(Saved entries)
----------

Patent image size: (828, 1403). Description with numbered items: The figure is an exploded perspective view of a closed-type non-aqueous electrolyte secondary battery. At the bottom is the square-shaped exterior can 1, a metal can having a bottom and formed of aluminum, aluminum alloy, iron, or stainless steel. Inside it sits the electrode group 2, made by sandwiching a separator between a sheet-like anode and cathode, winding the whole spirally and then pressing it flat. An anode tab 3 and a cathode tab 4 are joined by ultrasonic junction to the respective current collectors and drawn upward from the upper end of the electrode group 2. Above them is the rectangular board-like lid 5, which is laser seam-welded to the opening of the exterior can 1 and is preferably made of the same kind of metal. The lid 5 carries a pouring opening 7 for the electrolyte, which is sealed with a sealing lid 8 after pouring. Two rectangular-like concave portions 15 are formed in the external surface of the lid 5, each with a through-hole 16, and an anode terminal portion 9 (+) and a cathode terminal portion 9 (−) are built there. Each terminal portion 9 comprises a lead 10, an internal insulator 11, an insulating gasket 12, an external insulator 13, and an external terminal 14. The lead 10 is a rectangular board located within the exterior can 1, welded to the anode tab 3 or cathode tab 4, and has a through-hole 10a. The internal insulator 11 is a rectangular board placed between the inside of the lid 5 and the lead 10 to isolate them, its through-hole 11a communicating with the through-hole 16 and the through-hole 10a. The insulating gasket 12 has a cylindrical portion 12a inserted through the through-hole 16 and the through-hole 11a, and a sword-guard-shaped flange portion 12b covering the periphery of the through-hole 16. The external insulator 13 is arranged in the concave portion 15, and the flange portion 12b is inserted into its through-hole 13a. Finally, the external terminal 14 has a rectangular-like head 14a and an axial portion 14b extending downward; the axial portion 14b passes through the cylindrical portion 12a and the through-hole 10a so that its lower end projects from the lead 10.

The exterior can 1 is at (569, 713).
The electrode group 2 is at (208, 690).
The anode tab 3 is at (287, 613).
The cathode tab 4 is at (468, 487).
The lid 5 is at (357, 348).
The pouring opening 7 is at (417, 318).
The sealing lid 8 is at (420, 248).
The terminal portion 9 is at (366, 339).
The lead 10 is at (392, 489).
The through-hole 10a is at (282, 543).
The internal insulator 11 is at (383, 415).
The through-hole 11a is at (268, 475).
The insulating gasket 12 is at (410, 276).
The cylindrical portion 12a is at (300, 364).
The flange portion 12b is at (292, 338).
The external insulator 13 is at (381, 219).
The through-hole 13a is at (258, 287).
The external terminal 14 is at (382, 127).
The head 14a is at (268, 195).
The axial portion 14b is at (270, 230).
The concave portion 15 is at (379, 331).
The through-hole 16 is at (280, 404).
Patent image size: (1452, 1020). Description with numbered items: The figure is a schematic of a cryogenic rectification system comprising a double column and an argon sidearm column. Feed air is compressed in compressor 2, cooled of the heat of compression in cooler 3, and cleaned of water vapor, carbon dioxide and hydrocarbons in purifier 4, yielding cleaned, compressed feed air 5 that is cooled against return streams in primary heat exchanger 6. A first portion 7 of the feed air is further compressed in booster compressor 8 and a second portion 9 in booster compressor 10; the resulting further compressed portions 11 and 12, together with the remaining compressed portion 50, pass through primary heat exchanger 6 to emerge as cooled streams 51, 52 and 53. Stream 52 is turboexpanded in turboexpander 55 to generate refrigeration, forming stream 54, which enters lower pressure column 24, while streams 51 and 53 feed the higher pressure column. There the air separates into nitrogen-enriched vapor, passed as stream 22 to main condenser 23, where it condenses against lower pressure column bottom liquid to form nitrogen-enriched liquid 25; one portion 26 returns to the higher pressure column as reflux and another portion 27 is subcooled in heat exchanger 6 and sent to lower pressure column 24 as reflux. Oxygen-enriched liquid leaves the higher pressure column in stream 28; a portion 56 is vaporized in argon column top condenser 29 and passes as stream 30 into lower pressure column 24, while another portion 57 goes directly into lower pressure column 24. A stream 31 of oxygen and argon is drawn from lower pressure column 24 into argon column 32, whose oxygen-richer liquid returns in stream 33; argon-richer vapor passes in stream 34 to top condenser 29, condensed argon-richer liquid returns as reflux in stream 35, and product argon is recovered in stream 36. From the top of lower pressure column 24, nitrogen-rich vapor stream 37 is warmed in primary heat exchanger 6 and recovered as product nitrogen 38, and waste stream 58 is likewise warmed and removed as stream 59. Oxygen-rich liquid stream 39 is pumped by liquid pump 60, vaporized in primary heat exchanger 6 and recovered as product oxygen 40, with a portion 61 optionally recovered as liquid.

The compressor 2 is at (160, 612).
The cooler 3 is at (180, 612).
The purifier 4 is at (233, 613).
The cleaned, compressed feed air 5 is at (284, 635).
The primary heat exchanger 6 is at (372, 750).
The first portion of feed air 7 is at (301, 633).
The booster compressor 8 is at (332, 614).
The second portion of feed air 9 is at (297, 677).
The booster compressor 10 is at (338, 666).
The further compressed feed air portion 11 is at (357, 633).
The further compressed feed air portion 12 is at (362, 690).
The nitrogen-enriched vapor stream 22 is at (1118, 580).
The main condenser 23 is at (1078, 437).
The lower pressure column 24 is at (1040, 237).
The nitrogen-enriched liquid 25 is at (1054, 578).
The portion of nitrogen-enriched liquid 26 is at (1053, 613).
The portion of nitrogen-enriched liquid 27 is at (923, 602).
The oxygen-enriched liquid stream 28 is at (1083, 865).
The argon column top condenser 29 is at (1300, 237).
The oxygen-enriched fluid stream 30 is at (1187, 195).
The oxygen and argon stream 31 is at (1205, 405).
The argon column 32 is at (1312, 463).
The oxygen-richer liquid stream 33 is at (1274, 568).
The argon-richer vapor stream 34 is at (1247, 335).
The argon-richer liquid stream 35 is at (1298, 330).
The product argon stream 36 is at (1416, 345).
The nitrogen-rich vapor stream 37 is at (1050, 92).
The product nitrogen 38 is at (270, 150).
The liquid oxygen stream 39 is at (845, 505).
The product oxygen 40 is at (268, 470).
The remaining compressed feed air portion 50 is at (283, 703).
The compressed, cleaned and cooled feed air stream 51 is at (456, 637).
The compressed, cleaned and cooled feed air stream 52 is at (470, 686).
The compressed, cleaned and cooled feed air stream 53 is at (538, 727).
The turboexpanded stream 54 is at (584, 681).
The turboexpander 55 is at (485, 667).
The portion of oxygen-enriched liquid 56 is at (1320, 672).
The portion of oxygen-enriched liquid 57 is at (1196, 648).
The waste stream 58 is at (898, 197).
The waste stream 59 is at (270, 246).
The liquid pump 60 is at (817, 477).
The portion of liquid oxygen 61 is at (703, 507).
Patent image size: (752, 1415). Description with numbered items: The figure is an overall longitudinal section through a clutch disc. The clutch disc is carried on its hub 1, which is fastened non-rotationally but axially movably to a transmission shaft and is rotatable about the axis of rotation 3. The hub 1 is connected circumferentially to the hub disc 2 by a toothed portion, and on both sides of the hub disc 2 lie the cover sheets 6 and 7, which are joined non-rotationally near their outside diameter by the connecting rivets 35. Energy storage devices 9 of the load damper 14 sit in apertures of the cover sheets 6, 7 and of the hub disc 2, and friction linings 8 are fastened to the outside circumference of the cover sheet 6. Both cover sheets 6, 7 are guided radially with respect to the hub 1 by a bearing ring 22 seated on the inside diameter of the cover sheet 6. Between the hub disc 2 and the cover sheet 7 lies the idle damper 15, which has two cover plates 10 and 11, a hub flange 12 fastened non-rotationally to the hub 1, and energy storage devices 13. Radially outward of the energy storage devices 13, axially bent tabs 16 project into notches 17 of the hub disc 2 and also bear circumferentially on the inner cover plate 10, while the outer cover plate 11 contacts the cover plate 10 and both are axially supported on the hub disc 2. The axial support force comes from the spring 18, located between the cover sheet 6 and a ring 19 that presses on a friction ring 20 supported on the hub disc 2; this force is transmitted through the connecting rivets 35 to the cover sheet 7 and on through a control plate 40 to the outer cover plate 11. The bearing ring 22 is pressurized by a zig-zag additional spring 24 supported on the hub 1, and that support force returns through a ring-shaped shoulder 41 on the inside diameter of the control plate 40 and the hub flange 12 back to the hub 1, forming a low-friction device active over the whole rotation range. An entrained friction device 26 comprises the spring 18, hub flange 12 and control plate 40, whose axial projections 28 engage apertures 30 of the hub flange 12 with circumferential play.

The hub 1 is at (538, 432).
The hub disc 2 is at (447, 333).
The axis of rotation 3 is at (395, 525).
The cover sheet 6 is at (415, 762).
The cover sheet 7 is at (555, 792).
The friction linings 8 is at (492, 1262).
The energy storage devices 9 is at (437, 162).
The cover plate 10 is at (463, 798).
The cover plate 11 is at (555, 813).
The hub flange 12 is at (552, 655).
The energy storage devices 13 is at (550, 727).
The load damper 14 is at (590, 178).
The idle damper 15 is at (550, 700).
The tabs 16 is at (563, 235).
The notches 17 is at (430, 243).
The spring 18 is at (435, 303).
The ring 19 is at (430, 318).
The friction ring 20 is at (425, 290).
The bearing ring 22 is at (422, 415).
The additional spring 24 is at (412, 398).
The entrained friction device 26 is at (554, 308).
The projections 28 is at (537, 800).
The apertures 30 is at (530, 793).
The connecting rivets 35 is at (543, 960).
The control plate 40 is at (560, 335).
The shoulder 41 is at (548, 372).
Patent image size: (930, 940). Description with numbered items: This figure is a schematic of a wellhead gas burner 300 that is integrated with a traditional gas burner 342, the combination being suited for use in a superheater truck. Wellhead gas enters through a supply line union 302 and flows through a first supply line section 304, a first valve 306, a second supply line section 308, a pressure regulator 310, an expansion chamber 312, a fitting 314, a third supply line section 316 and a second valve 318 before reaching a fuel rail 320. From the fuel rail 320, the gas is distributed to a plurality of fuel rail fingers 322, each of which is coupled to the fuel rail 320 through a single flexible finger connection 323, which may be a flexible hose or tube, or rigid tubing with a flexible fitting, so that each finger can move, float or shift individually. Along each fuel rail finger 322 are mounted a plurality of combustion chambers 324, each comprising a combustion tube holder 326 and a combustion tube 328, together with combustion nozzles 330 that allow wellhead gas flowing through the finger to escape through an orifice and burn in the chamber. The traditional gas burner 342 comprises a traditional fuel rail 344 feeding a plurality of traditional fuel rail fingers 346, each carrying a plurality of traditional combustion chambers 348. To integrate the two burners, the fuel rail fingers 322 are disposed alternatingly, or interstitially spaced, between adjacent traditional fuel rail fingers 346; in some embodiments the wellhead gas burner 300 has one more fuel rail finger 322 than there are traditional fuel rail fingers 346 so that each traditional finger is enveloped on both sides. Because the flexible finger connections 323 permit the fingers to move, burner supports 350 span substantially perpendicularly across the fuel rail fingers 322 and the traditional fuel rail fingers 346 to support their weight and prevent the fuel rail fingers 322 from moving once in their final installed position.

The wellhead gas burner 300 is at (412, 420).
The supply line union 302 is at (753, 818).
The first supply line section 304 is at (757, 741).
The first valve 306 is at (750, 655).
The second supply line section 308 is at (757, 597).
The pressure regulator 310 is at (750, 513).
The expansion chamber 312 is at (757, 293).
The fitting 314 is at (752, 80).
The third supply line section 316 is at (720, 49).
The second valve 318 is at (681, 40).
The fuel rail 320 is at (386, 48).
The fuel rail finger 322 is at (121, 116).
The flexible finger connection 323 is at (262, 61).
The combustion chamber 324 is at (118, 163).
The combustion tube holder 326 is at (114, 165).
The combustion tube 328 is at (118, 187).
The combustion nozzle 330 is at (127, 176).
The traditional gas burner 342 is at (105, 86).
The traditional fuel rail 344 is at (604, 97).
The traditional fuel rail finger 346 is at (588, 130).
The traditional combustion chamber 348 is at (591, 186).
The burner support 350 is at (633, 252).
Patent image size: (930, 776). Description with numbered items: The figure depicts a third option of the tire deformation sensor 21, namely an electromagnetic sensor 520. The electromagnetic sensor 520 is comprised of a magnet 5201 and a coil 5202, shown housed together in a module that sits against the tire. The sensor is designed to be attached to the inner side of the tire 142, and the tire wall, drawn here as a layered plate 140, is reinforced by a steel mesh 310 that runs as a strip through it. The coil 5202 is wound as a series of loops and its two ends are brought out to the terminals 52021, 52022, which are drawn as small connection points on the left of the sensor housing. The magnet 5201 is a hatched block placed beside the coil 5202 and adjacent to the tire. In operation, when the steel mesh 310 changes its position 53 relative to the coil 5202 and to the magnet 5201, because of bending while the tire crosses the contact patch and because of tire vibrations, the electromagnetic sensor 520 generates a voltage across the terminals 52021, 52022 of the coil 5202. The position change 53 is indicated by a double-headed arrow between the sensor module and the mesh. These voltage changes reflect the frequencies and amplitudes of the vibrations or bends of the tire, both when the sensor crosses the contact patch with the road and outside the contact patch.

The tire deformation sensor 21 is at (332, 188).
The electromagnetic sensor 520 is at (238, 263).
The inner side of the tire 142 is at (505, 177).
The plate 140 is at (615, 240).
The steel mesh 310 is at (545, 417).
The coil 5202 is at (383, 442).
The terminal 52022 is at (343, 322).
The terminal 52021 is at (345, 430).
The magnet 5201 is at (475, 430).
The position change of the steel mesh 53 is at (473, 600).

----------

# Requirement
Please edit the stretch from the line containing "Patent image size: (930, 776)." through the line containing "The terminal 52022 is at (343, 322).", replacing "depicts" with "shows" and keeping everything else the same. Return only those lines.

# Final result
Patent image size: (930, 776). Description with numbered items: The figure shows a third option of the tire deformation sensor 21, namely an electromagnetic sensor 520. The electromagnetic sensor 520 is comprised of a magnet 5201 and a coil 5202, shown housed together in a module that sits against the tire. The sensor is designed to be attached to the inner side of the tire 142, and the tire wall, drawn here as a layered plate 140, is reinforced by a steel mesh 310 that runs as a strip through it. The coil 5202 is wound as a series of loops and its two ends are brought out to the terminals 52021, 52022, which are drawn as small connection points on the left of the sensor housing. The magnet 5201 is a hatched block placed beside the coil 5202 and adjacent to the tire. In operation, when the steel mesh 310 changes its position 53 relative to the coil 5202 and to the magnet 5201, because of bending while the tire crosses the contact patch and because of tire vibrations, the electromagnetic sensor 520 generates a voltage across the terminals 52021, 52022 of the coil 5202. The position change 53 is indicated by a double-headed arrow between the sensor module and the mesh. These voltage changes reflect the frequencies and amplitudes of the vibrations or bends of the tire, both when the sensor crosses the contact patch with the road and outside the contact patch.

The tire deformation sensor 21 is at (332, 188).
The electromagnetic sensor 520 is at (238, 263).
The inner side of the tire 142 is at (505, 177).
The plate 140 is at (615, 240).
The steel mesh 310 is at (545, 417).
The coil 5202 is at (383, 442).
The terminal 52022 is at (343, 322).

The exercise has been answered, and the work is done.